● GIVEN DATA
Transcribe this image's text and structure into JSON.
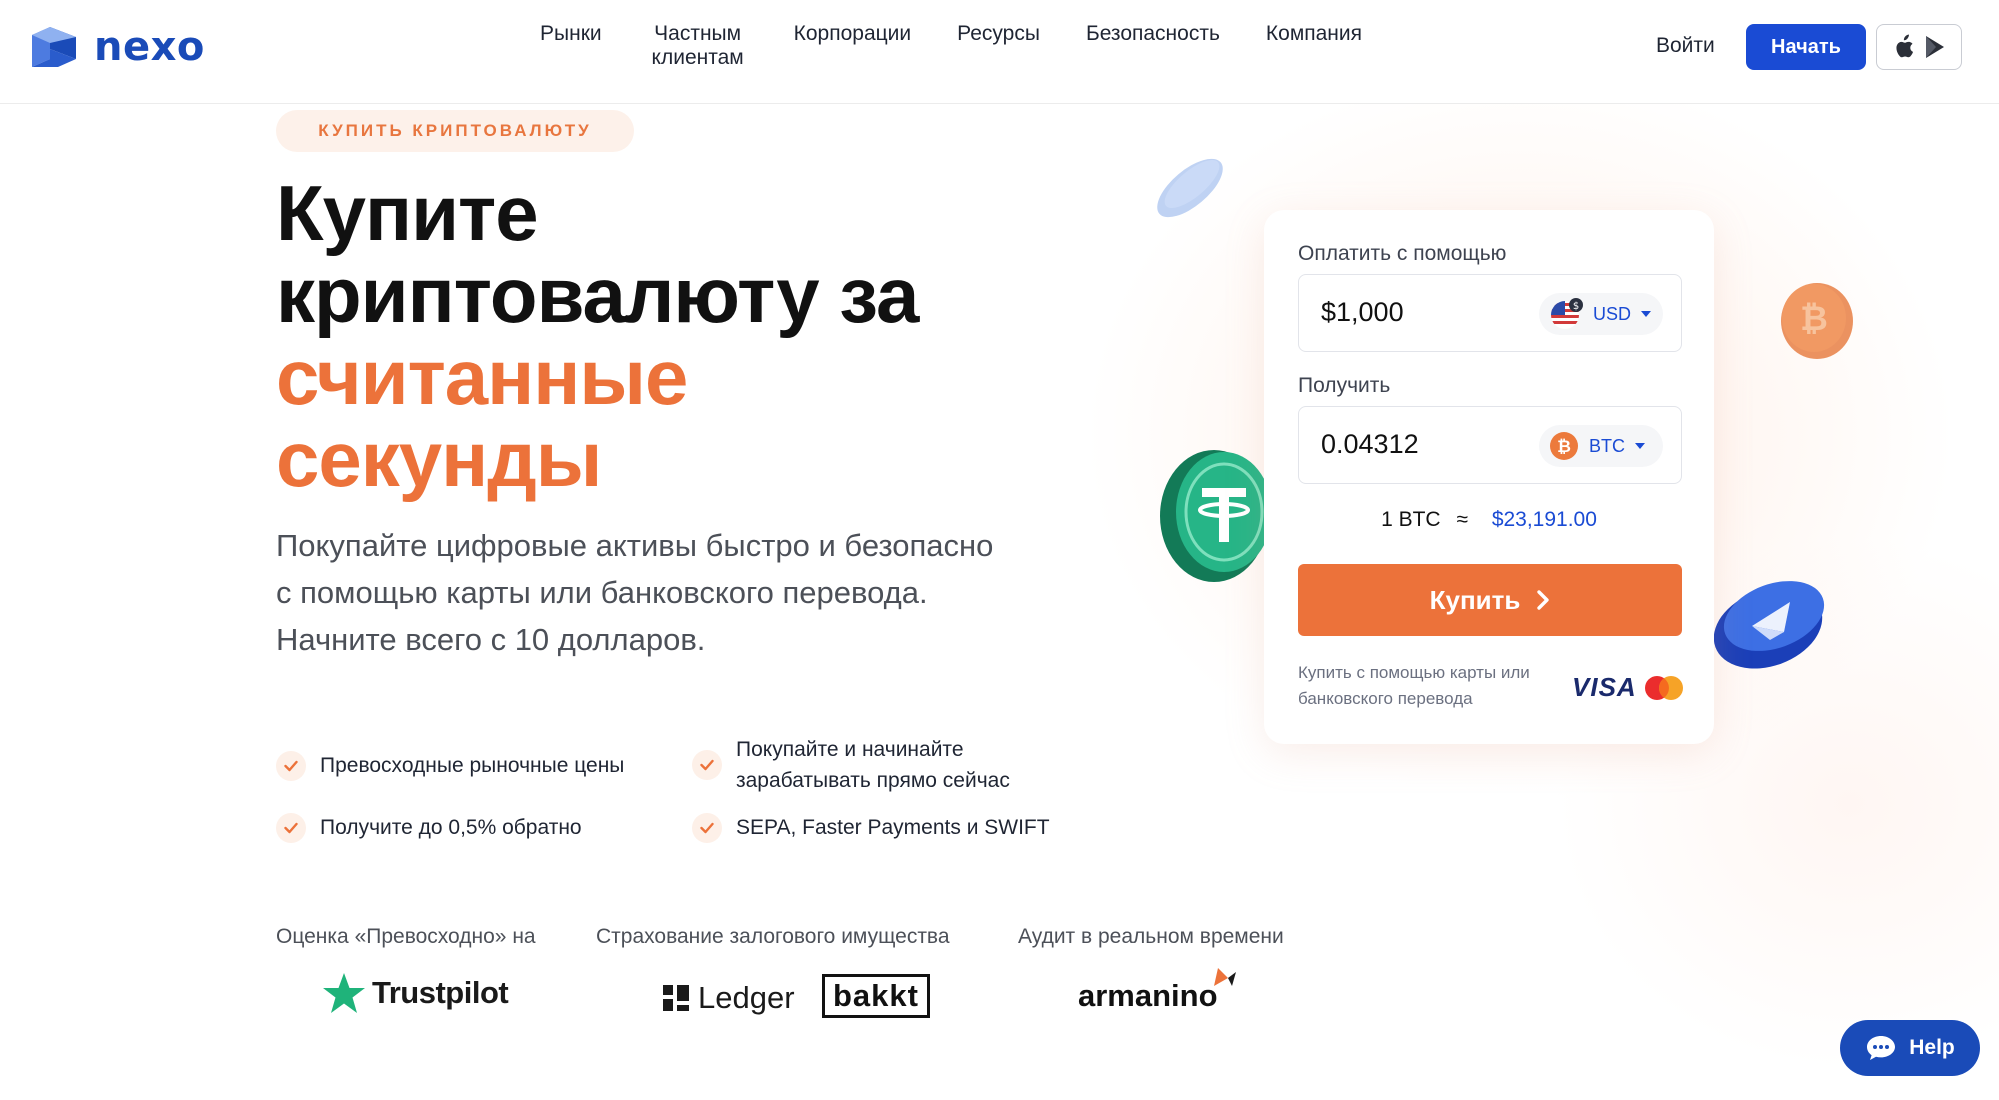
{
  "brand": {
    "name": "nexo"
  },
  "nav": {
    "items": [
      {
        "label": "Рынки"
      },
      {
        "label": "Частным клиентам"
      },
      {
        "label": "Корпорации"
      },
      {
        "label": "Ресурсы"
      },
      {
        "label": "Безопасность"
      },
      {
        "label": "Компания"
      }
    ],
    "login": "Войти",
    "start": "Начать",
    "store_icons": [
      "apple-icon",
      "google-play-icon"
    ]
  },
  "hero": {
    "tag": "КУПИТЬ КРИПТОВАЛЮТУ",
    "title_line1": "Купите",
    "title_line2": "криптовалюту за",
    "title_accent_line1": "считанные",
    "title_accent_line2": "секунды",
    "lead": "Покупайте цифровые активы быстро и безопасно с помощью карты или банковского перевода. Начните всего с 10 долларов.",
    "features": [
      "Превосходные рыночные цены",
      "Покупайте и начинайте зарабатывать прямо сейчас",
      "Получите до 0,5% обратно",
      "SEPA, Faster Payments и SWIFT"
    ]
  },
  "proof": {
    "rating_label": "Оценка «Превосходно» на",
    "rating_brand": "Trustpilot",
    "insurance_label": "Страхование залогового имущества",
    "insurance_brands": [
      "Ledger",
      "bakkt"
    ],
    "audit_label": "Аудит в реальном времени",
    "audit_brand": "armanino"
  },
  "widget": {
    "pay_label": "Оплатить с помощью",
    "pay_value": "$1,000",
    "pay_currency": "USD",
    "receive_label": "Получить",
    "receive_value": "0.04312",
    "receive_currency": "BTC",
    "rate_left": "1 BTC",
    "rate_sep": "≈",
    "rate_right": "$23,191.00",
    "buy_label": "Купить",
    "pay_note": "Купить с помощью карты или банковского перевода",
    "visa": "VISA"
  },
  "help": {
    "label": "Help"
  },
  "colors": {
    "accent": "#ec723a",
    "brand": "#1a4bd4",
    "text": "#1f2533"
  }
}
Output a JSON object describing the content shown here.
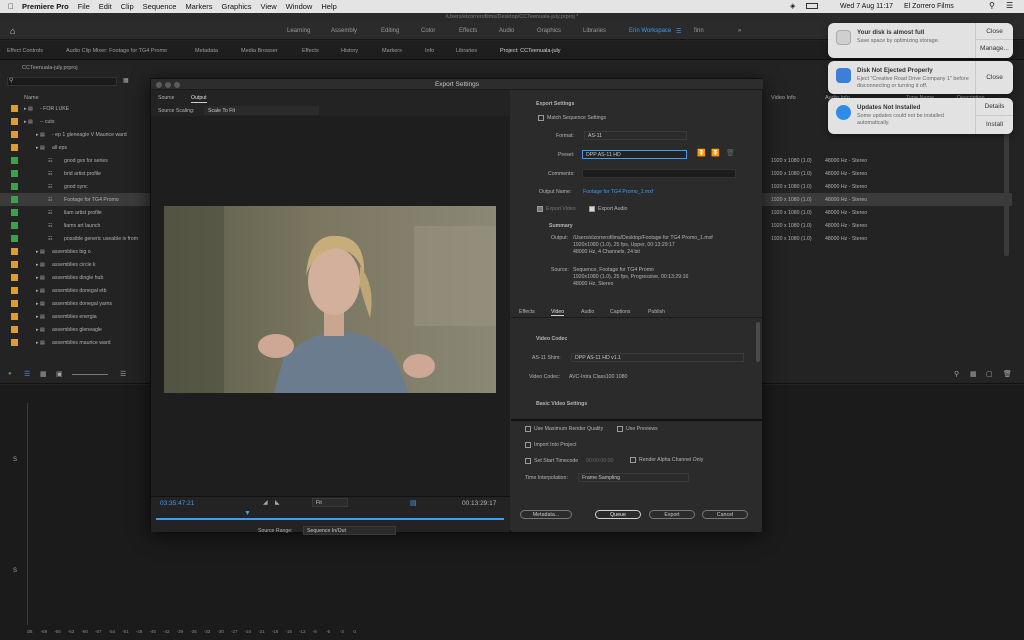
{
  "menubar": {
    "app": "Premiere Pro",
    "items": [
      "File",
      "Edit",
      "Clip",
      "Sequence",
      "Markers",
      "Graphics",
      "View",
      "Window",
      "Help"
    ],
    "datetime": "Wed 7 Aug  11:17",
    "user": "El Zorrero Films"
  },
  "window": {
    "title": "/Users/elzorrerofilms/Desktop/CCTeenuala-july.prproj *"
  },
  "workspaces": {
    "tabs": [
      "Learning",
      "Assembly",
      "Editing",
      "Color",
      "Effects",
      "Audio",
      "Graphics",
      "Libraries",
      "Erin Workspace",
      "finn"
    ],
    "active": "Erin Workspace"
  },
  "panels": {
    "tabs": [
      "Effect Controls",
      "Audio Clip Mixer: Footage for TG4 Promo",
      "Metadata",
      "Media Browser",
      "Effects",
      "History",
      "Markers",
      "Info",
      "Libraries",
      "Project: CCTeenuala-july"
    ]
  },
  "project": {
    "file": "CCTeenuala-july.prproj",
    "col_name": "Name",
    "col_video": "Video Info",
    "col_audio": "Audio Info",
    "col_type": "Type Name",
    "col_desc": "Description",
    "rows": [
      {
        "name": "- FOR LUKE",
        "color": "o",
        "indent": 1,
        "video": "",
        "audio": ""
      },
      {
        "name": "-- cuts",
        "color": "o",
        "indent": 1,
        "video": "",
        "audio": ""
      },
      {
        "name": "- ep 1 gleneagle V Maurice ward",
        "color": "o",
        "indent": 2,
        "video": "",
        "audio": ""
      },
      {
        "name": "all eps",
        "color": "o",
        "indent": 2,
        "video": "",
        "audio": ""
      },
      {
        "name": "good gvs for series",
        "color": "g",
        "indent": 3,
        "video": "1920 x 1080 (1.0)",
        "audio": "48000 Hz - Stereo"
      },
      {
        "name": "brid artist profile",
        "color": "g",
        "indent": 3,
        "video": "1920 x 1080 (1.0)",
        "audio": "48000 Hz - Stereo"
      },
      {
        "name": "good sync",
        "color": "g",
        "indent": 3,
        "video": "1920 x 1080 (1.0)",
        "audio": "48000 Hz - Stereo"
      },
      {
        "name": "Footage for TG4 Promo",
        "color": "g",
        "indent": 3,
        "video": "1920 x 1080 (1.0)",
        "audio": "48000 Hz - Stereo",
        "selected": true
      },
      {
        "name": "liam artist profile",
        "color": "g",
        "indent": 3,
        "video": "1920 x 1080 (1.0)",
        "audio": "48000 Hz - Stereo"
      },
      {
        "name": "liams art launch",
        "color": "g",
        "indent": 3,
        "video": "1920 x 1080 (1.0)",
        "audio": "48000 Hz - Stereo"
      },
      {
        "name": "possible generic useable iv from",
        "color": "g",
        "indent": 3,
        "video": "1920 x 1080 (1.0)",
        "audio": "48000 Hz - Stereo"
      },
      {
        "name": "assemblies big o",
        "color": "o",
        "indent": 2,
        "video": "",
        "audio": ""
      },
      {
        "name": "assemblies circle k",
        "color": "o",
        "indent": 2,
        "video": "",
        "audio": ""
      },
      {
        "name": "assemblies dingle hub",
        "color": "o",
        "indent": 2,
        "video": "",
        "audio": ""
      },
      {
        "name": "assemblies donegal etb",
        "color": "o",
        "indent": 2,
        "video": "",
        "audio": ""
      },
      {
        "name": "assemblies donegal yarns",
        "color": "o",
        "indent": 2,
        "video": "",
        "audio": ""
      },
      {
        "name": "assemblies energia",
        "color": "o",
        "indent": 2,
        "video": "",
        "audio": ""
      },
      {
        "name": "assemblies gleneagle",
        "color": "o",
        "indent": 2,
        "video": "",
        "audio": ""
      },
      {
        "name": "assemblies maurice ward",
        "color": "o",
        "indent": 2,
        "video": "",
        "audio": ""
      }
    ]
  },
  "export_dialog": {
    "title": "Export Settings",
    "tabs": [
      "Source",
      "Output"
    ],
    "source_scaling_label": "Source Scaling:",
    "source_scaling_value": "Scale To Fit",
    "timecode_in": "03:35:47:21",
    "timecode_out": "00:13:29:17",
    "fit": "Fit",
    "source_range_label": "Source Range:",
    "source_range_value": "Sequence In/Out",
    "export_settings_header": "Export Settings",
    "match_sequence": "Match Sequence Settings",
    "format_label": "Format:",
    "format_value": "AS-11",
    "preset_label": "Preset:",
    "preset_value": "DPP AS-11 HD",
    "comments_label": "Comments:",
    "output_name_label": "Output Name:",
    "output_name_value": "Footage for TG4 Promo_1.mxf",
    "export_video": "Export Video",
    "export_audio": "Export Audio",
    "summary_header": "Summary",
    "summary_output_label": "Output:",
    "summary_output_lines": [
      "/Users/elzorrerofilms/Desktop/Footage for TG4 Promo_1.mxf",
      "1920x1080 (1.0), 25 fps, Upper, 00:13:29:17",
      "48000 Hz, 4 Channels, 24 bit"
    ],
    "summary_source_label": "Source:",
    "summary_source_lines": [
      "Sequence, Footage for TG4 Promo",
      "1920x1080 (1.0), 25 fps, Progressive, 00:13:29:16",
      "48000 Hz, Stereo"
    ],
    "subtabs": [
      "Effects",
      "Video",
      "Audio",
      "Captions",
      "Publish"
    ],
    "active_subtab": "Video",
    "video_codec_header": "Video Codec",
    "shim_label": "AS-11 Shim:",
    "shim_value": "DPP AS-11 HD v1.1",
    "codec_label": "Video Codec:",
    "codec_value": "AVC-Intra Class100 1080",
    "basic_video_header": "Basic Video Settings",
    "use_max_quality": "Use Maximum Render Quality",
    "use_previews": "Use Previews",
    "import_into_project": "Import Into Project",
    "set_start_timecode": "Set Start Timecode",
    "start_timecode_value": "00:00:00:00",
    "render_alpha": "Render Alpha Channel Only",
    "time_interp_label": "Time Interpolation:",
    "time_interp_value": "Frame Sampling",
    "btn_metadata": "Metadata...",
    "btn_queue": "Queue",
    "btn_export": "Export",
    "btn_cancel": "Cancel"
  },
  "notifications": [
    {
      "title": "Your disk is almost full",
      "body": "Save space by optimizing storage.",
      "buttons": [
        "Close",
        "Manage..."
      ],
      "icon_color": "#bfbfbf"
    },
    {
      "title": "Disk Not Ejected Properly",
      "body": "Eject \"Creative Road Drive Company 1\" before disconnecting or turning it off.",
      "buttons": [
        "Close"
      ],
      "icon_color": "#3d7ed8"
    },
    {
      "title": "Updates Not Installed",
      "body": "Some updates could not be installed automatically.",
      "buttons": [
        "Details",
        "Install"
      ],
      "icon_color": "#2e8be8"
    }
  ],
  "meter": {
    "scale": [
      "dB",
      "-69",
      "-66",
      "-63",
      "-60",
      "-57",
      "-54",
      "-51",
      "-48",
      "-45",
      "-42",
      "-39",
      "-36",
      "-33",
      "-30",
      "-27",
      "-24",
      "-21",
      "-18",
      "-15",
      "-12",
      "-9",
      "-6",
      "-3",
      "0"
    ],
    "channel_labels": [
      "S",
      "S"
    ]
  }
}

● WHAT TO PRODUCE
Using the listing above, show each line holding the string "donegal".

● TASK ANSWER
        "name": "assemblies donegal etb",
        "name": "assemblies donegal yarns",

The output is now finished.